In this article series i am trying to put every “why’s” and “how” which I got while learning kubernetes. I didn’t find everything in one place so trying to put it down for other people with same hope. So if you are looking for getting started with kubernetes and want understanding of why it’s there, how it came into picture, and how it works you are at right place. :D

In this article series we will discuss the following things:

  1. History: Traditional Approach for deployment
  2. Virtual machines and Containers
  3. What is Kubernetes
  4. Kubernetes Architechture and working

Lets not start with what is kubernetes, but rather start with when did kubernetes comes in picture and why we even need it. ;)

1. Traditional Approach for deployment

So long long long back, not much long :p but ya initial years, there used to be servers on which we use have our application running. Server is nothing but a computer ( a specialized computer or software application that offers services, data, or resources to other software applications, following specific protocols and often running continuously). You can run only one application on a physical server because OS on this system didn’t have capability to run multiple app securely. Even if you run multiple app on a physical server there is instance when one app takes most of resource and other will underperform.

Physical Server (img src: google)

Problem with this approach : Most of hardware resources where un utilised and its difficult for organisation to maintain different physical server.

=== Requirements ===
**1)** Translate this sentence from the Kubernetes article into Spanish: "You can run only one application on a physical server because OS on this system didn’t have capability to run multiple app securely."
**2)** Substitute "blog series" for "article series" throughout the passage of the Kubernetes article starting with "In this article series i" and going on through "need it. ;)", and give that passage again.

=== Data shown ===
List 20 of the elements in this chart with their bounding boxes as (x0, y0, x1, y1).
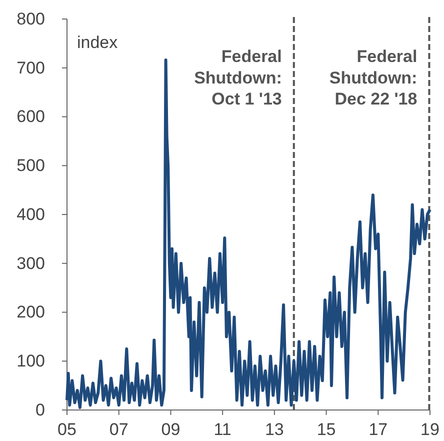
y-tick-label: 300 (16, 254, 45, 273)
x-tick-label: 11 (214, 420, 232, 439)
y-tick-label: 200 (16, 302, 45, 322)
y-tick-label: 100 (16, 352, 45, 371)
y-tick-label: 600 (16, 107, 45, 126)
y-tick-label: 500 (16, 156, 45, 176)
x-tick-label: 17 (368, 420, 388, 439)
x-tick-label: 19 (420, 420, 440, 439)
x-tick-label: 07 (109, 420, 128, 439)
ref-line-label: Federal Shutdown: Dec 22 '18 (329, 47, 418, 108)
x-tick-label: 13 (264, 420, 284, 439)
y-axis-title: index (77, 33, 118, 52)
y-tick-label: 800 (16, 9, 45, 28)
ref-line-label: Federal Shutdown: Oct 1 '13 (194, 47, 282, 108)
y-tick-label: 0 (36, 400, 45, 420)
y-tick-label: 400 (16, 204, 45, 224)
x-tick-label: 15 (316, 420, 336, 439)
y-tick-label: 700 (16, 58, 45, 78)
x-tick-label: 09 (161, 420, 180, 439)
x-tick-label: 05 (58, 420, 76, 439)
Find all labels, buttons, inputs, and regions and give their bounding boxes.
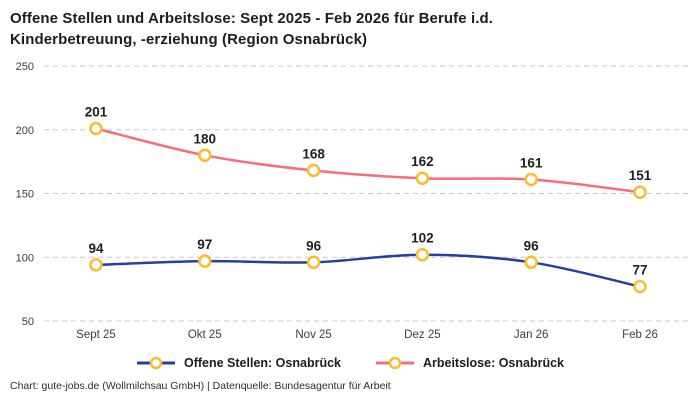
legend-line-circle-icon	[375, 356, 414, 370]
legend-item-offene-stellen[interactable]: Offene Stellen: Osnabrück	[136, 356, 341, 370]
data-point-label: 96	[306, 238, 322, 253]
x-tick-label: Okt 25	[188, 329, 222, 341]
data-point-marker[interactable]	[633, 185, 647, 199]
series-line-1	[94, 127, 642, 194]
y-tick-label: 150	[16, 189, 34, 201]
x-tick-label: Sept 25	[76, 329, 116, 341]
x-tick-label: Jan 26	[514, 329, 549, 341]
data-point-marker[interactable]	[524, 172, 538, 187]
data-point-marker[interactable]	[306, 163, 321, 178]
legend-line-circle-icon	[137, 356, 175, 370]
legend-label: Offene Stellen: Osnabrück	[184, 356, 341, 370]
x-tick-label: Feb 26	[622, 329, 658, 341]
data-point-label: 168	[302, 147, 325, 162]
series-line-0	[94, 253, 642, 288]
data-point-label: 162	[411, 154, 434, 169]
legend-item-arbeitslose[interactable]: Arbeitslose: Osnabrück	[375, 356, 564, 370]
legend-label: Arbeitslose: Osnabrück	[422, 356, 564, 370]
data-point-label: 77	[632, 263, 647, 278]
data-point-label: 201	[85, 105, 108, 120]
y-tick-label: 100	[16, 252, 34, 264]
chart-area: 50 100 150 200 250 Sept 25 Okt 25 Nov 25 Dez 25 J…	[0, 52, 700, 344]
data-point-label: 94	[88, 241, 104, 256]
data-point-label: 161	[520, 156, 543, 171]
data-point-label: 97	[197, 237, 212, 252]
data-point-marker[interactable]	[524, 255, 538, 270]
data-point-marker[interactable]	[306, 255, 321, 270]
data-point-marker[interactable]	[198, 254, 212, 268]
data-point-marker[interactable]	[415, 171, 430, 185]
line-chart: 50 100 150 200 250 Sept 25 Okt 25 Nov 25 Dez 25 J…	[16, 61, 692, 341]
source-attribution: Chart: gute-jobs.de (Wollmilchsau GmbH) …	[10, 380, 391, 392]
y-tick-label: 250	[16, 61, 34, 73]
chart-title-line-2: Kinderbetreuung, -erziehung (Region Osna…	[10, 31, 368, 48]
data-point-marker[interactable]	[415, 247, 430, 262]
data-point-marker[interactable]	[198, 148, 212, 163]
chart-title-line-1: Offene Stellen und Arbeitslose: Sept 202…	[10, 10, 494, 27]
data-point-label: 96	[524, 238, 540, 253]
x-tick-label: Dez 25	[404, 329, 440, 341]
x-tick-label: Nov 25	[295, 329, 331, 341]
data-point-marker[interactable]	[89, 121, 103, 136]
data-point-label: 102	[411, 231, 434, 246]
data-point-label: 180	[194, 131, 217, 146]
y-tick-label: 50	[22, 316, 34, 328]
data-point-label: 151	[629, 168, 652, 183]
data-point-marker[interactable]	[89, 258, 103, 272]
legend: Offene Stellen: Osnabrück Arbeitslose: O…	[0, 356, 700, 370]
data-point-marker[interactable]	[633, 279, 647, 294]
chart-title: Offene Stellen und Arbeitslose: Sept 202…	[0, 0, 700, 50]
y-tick-label: 200	[16, 125, 34, 137]
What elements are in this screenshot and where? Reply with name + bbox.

=== Solved problems ===
**1)** Solo se puede ejecutar una aplicación en un servidor físico porque el sistema operativo de este sistema no tenía la capacidad de ejecutar varias aplicaciones de forma segura.

**2)**
In this blog series i am trying to put every “why’s” and “how” which I got while learning kubernetes. I didn’t find everything in one place so trying to put it down for other people with same hope. So if you are looking for getting started with kubernetes and want understanding of why it’s there, how it came into picture, and how it works you are at right place. :D

In this blog series we will discuss the following things:

  1. History: Traditional Approach for deployment
  2. Virtual machines and Containers
  3. What is Kubernetes
  4. Kubernetes Architechture and working

Lets not start with what is kubernetes, but rather start with when did kubernetes comes in picture and why we even need it. ;)